■ Supplied entries:
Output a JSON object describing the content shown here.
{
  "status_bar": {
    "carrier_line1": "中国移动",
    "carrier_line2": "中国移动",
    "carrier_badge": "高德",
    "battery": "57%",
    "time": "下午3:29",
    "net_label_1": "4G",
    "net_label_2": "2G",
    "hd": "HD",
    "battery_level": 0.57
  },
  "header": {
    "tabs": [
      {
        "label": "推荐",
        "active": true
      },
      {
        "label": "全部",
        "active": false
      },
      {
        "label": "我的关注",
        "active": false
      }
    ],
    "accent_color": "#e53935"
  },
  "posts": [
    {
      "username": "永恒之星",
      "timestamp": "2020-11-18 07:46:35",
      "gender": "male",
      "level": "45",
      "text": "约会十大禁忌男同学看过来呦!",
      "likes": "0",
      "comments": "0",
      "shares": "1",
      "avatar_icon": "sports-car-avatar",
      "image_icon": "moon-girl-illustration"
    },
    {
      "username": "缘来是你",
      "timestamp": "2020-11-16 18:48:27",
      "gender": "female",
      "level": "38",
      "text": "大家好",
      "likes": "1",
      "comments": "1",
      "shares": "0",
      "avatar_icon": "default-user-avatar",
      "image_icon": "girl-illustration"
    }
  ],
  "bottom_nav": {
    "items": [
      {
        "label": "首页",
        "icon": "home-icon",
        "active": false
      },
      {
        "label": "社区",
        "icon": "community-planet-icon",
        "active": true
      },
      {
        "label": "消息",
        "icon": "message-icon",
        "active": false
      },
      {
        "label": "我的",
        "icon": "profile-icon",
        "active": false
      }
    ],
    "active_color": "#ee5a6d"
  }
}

■ What needs to be done:
Transcribe all the entries, keeping each one exactly as it is.

■ Response:
Output a JSON object describing the content shown here.
{
  "status_bar": {
    "carrier_line1": "中国移动",
    "carrier_line2": "中国移动",
    "carrier_badge": "高德",
    "battery": "57%",
    "time": "下午3:29",
    "net_label_1": "4G",
    "net_label_2": "2G",
    "hd": "HD",
    "battery_level": 0.57
  },
  "header": {
    "tabs": [
      {
        "label": "推荐",
        "active": true
      },
      {
        "label": "全部",
        "active": false
      },
      {
        "label": "我的关注",
        "active": false
      }
    ],
    "accent_color": "#e53935"
  },
  "posts": [
    {
      "username": "永恒之星",
      "timestamp": "2020-11-18 07:46:35",
      "gender": "male",
      "level": "45",
      "text": "约会十大禁忌男同学看过来呦!",
      "likes": "0",
      "comments": "0",
      "shares": "1",
      "avatar_icon": "sports-car-avatar",
      "image_icon": "moon-girl-illustration"
    },
    {
      "username": "缘来是你",
      "timestamp": "2020-11-16 18:48:27",
      "gender": "female",
      "level": "38",
      "text": "大家好",
      "likes": "1",
      "comments": "1",
      "shares": "0",
      "avatar_icon": "default-user-avatar",
      "image_icon": "girl-illustration"
    }
  ],
  "bottom_nav": {
    "items": [
      {
        "label": "首页",
        "icon": "home-icon",
        "active": false
      },
      {
        "label": "社区",
        "icon": "community-planet-icon",
        "active": true
      },
      {
        "label": "消息",
        "icon": "message-icon",
        "active": false
      },
      {
        "label": "我的",
        "icon": "profile-icon",
        "active": false
      }
    ],
    "active_color": "#ee5a6d"
  }
}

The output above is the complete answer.